_Aim of the task_
Go through the listing below and list every line with "object".

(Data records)
------------------------------------------------

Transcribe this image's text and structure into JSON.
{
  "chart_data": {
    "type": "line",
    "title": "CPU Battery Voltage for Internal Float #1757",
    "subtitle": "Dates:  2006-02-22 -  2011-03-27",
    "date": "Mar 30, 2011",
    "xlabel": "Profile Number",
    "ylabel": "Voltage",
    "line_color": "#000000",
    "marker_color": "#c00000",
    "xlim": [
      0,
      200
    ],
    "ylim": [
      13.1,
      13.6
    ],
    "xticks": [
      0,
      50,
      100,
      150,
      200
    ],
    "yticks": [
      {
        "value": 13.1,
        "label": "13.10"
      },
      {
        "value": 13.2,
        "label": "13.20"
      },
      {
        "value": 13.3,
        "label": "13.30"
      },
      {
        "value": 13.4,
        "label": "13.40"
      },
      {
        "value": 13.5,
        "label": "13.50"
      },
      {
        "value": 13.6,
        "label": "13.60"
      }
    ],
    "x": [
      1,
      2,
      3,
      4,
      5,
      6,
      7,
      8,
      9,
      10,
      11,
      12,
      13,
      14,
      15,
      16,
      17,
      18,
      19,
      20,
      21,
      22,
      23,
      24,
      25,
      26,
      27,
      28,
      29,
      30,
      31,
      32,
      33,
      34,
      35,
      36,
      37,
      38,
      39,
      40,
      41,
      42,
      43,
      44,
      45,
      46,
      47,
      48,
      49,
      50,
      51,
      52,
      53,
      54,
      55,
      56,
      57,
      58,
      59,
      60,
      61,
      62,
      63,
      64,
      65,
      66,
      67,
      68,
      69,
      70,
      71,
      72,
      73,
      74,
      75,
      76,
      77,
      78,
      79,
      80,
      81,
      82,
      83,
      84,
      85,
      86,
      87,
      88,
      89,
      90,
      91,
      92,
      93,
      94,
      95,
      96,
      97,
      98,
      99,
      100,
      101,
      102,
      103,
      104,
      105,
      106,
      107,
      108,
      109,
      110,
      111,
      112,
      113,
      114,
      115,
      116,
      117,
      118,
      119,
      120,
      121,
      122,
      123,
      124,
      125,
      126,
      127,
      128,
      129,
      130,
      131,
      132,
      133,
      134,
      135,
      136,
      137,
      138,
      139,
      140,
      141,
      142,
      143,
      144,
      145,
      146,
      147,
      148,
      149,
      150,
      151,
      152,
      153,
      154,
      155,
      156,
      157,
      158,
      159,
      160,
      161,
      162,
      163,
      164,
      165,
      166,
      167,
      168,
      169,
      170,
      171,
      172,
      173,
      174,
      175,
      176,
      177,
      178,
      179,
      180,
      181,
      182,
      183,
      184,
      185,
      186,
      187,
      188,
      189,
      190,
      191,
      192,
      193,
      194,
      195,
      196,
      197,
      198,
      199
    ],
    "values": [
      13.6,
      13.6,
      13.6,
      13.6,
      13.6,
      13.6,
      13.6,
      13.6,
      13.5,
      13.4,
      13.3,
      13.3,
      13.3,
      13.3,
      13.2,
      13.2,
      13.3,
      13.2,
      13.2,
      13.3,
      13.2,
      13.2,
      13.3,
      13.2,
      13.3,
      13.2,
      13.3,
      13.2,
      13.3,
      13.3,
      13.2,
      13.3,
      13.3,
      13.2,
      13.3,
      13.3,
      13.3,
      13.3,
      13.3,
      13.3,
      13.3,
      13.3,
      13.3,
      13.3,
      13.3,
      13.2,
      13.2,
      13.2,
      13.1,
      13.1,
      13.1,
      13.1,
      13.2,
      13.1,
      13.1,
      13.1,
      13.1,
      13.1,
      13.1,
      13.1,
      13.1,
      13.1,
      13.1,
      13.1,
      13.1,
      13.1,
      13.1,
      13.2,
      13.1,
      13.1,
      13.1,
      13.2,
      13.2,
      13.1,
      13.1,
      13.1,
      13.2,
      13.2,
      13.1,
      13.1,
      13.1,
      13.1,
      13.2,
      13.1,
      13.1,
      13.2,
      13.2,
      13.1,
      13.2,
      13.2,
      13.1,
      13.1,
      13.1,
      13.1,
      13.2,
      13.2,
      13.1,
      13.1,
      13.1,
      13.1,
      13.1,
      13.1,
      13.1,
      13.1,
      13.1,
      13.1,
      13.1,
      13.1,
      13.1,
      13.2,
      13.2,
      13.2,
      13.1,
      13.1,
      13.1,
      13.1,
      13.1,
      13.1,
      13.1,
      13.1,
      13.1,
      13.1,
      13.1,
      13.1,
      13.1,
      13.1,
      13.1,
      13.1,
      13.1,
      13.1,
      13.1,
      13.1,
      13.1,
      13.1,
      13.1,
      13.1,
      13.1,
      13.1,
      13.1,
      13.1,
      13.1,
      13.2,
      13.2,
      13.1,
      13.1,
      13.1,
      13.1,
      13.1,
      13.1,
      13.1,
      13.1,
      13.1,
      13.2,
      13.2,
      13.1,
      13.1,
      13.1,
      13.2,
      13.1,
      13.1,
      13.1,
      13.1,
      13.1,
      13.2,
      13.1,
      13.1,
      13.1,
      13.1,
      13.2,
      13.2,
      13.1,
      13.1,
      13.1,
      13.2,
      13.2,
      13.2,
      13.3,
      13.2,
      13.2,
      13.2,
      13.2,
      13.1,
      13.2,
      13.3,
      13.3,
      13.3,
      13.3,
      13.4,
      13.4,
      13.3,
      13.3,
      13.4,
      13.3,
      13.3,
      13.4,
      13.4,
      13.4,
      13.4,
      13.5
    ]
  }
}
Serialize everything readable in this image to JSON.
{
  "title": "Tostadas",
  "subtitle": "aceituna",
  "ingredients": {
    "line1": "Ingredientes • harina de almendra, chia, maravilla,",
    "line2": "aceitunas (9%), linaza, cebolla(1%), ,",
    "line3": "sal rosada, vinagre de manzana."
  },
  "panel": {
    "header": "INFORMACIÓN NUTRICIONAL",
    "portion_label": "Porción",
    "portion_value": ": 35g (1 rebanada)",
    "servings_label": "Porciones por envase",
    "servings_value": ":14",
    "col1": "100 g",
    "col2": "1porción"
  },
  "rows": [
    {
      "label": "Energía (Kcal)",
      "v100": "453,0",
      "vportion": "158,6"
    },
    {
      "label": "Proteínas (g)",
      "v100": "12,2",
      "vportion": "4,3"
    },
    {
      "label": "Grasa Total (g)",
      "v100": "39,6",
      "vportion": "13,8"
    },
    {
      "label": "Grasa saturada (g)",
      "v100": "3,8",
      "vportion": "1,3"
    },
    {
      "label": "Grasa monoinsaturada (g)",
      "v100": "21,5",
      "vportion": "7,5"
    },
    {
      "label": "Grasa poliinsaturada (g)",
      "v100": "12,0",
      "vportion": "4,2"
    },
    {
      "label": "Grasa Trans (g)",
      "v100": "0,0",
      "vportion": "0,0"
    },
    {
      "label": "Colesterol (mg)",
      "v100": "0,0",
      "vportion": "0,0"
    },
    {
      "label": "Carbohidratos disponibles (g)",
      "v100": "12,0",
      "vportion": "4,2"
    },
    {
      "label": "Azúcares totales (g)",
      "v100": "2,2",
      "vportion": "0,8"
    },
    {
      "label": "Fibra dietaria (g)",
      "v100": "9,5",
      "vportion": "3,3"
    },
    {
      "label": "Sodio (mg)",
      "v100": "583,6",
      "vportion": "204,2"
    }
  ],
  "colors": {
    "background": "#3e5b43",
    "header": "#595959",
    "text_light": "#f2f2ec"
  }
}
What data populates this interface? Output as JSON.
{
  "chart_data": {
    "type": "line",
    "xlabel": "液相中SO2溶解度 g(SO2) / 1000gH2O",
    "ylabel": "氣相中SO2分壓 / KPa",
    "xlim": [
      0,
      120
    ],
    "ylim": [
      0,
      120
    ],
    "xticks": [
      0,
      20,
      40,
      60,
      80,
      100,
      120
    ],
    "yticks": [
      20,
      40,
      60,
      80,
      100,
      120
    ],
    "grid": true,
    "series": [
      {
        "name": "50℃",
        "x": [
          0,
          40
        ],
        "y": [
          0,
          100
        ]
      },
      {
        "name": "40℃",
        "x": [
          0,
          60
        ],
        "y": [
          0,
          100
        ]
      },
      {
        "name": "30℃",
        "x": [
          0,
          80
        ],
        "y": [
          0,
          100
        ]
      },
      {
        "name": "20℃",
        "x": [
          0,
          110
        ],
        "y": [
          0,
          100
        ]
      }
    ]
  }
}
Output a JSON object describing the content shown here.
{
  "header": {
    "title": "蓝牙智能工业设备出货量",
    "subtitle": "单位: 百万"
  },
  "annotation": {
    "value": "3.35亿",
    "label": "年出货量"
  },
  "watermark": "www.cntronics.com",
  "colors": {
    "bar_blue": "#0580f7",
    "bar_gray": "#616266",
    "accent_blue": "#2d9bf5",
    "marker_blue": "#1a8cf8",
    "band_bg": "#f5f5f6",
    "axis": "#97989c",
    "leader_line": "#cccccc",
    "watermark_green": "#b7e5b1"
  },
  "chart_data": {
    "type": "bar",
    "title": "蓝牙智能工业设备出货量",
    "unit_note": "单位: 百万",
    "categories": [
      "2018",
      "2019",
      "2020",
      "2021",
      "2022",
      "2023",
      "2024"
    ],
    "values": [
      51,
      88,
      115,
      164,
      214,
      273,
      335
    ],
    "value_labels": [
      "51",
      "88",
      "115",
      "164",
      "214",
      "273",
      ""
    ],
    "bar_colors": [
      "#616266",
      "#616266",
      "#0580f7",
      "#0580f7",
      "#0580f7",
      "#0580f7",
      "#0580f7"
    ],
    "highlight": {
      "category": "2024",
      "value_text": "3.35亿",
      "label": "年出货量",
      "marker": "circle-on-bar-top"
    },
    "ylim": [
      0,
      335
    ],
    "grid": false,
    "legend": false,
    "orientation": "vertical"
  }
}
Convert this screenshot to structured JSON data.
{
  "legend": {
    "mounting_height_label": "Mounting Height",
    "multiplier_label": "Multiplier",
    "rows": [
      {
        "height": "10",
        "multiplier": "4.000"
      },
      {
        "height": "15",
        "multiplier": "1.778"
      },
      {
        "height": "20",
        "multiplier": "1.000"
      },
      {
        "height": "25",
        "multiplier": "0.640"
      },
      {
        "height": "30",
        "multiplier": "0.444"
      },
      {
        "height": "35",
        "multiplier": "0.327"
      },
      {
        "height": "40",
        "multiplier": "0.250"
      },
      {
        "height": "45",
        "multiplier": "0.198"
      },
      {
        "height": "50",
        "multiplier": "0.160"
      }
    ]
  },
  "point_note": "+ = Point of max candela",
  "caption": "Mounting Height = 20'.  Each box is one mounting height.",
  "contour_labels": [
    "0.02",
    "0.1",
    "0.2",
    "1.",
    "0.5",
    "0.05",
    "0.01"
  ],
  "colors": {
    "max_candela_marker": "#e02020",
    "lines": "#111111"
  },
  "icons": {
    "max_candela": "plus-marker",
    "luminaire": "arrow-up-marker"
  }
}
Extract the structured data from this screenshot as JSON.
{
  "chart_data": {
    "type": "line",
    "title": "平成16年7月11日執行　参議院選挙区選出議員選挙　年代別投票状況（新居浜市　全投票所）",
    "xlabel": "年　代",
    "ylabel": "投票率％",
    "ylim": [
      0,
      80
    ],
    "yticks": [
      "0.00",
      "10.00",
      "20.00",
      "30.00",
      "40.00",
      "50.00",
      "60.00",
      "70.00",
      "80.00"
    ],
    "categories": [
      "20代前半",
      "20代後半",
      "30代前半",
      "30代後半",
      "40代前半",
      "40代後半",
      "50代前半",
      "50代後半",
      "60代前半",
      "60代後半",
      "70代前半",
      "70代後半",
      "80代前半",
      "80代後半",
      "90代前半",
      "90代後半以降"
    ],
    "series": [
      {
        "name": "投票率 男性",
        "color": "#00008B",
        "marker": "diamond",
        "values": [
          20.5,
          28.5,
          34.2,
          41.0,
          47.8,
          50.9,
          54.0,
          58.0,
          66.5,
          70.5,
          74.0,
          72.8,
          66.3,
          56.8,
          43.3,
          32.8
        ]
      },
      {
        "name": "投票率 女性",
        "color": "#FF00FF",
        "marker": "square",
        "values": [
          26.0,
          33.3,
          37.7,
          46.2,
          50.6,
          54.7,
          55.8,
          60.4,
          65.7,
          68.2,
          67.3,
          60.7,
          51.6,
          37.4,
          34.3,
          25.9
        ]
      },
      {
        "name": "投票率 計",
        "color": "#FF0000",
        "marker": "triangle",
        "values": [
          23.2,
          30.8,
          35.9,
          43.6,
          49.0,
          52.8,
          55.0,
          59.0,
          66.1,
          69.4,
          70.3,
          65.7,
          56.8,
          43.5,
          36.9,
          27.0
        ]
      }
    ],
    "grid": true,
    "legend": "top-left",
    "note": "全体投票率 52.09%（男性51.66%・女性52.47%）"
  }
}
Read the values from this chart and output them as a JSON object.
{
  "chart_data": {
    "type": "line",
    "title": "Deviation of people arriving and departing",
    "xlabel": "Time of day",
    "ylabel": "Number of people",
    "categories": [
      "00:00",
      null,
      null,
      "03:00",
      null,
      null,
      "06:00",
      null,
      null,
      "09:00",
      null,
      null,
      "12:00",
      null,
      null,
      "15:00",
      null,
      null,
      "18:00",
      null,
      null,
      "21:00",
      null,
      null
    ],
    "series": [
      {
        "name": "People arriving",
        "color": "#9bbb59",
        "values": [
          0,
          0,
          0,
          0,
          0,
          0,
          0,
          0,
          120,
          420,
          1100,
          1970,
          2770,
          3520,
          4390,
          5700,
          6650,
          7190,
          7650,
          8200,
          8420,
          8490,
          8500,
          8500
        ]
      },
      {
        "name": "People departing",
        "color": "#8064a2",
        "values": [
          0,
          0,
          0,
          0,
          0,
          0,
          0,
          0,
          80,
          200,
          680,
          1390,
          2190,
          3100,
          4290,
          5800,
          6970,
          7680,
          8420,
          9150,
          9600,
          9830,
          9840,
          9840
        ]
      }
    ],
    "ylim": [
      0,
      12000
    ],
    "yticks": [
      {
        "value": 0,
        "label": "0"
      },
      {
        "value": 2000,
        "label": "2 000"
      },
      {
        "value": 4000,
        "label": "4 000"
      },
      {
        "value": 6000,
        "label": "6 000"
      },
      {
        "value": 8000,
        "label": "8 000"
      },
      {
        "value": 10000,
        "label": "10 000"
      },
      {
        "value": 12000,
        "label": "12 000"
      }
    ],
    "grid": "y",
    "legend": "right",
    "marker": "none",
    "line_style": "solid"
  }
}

------------------------------------------------

_Exercise response_
Output a JSON object describing the content shown here.
Read the values from this chart and output them as a JSON object.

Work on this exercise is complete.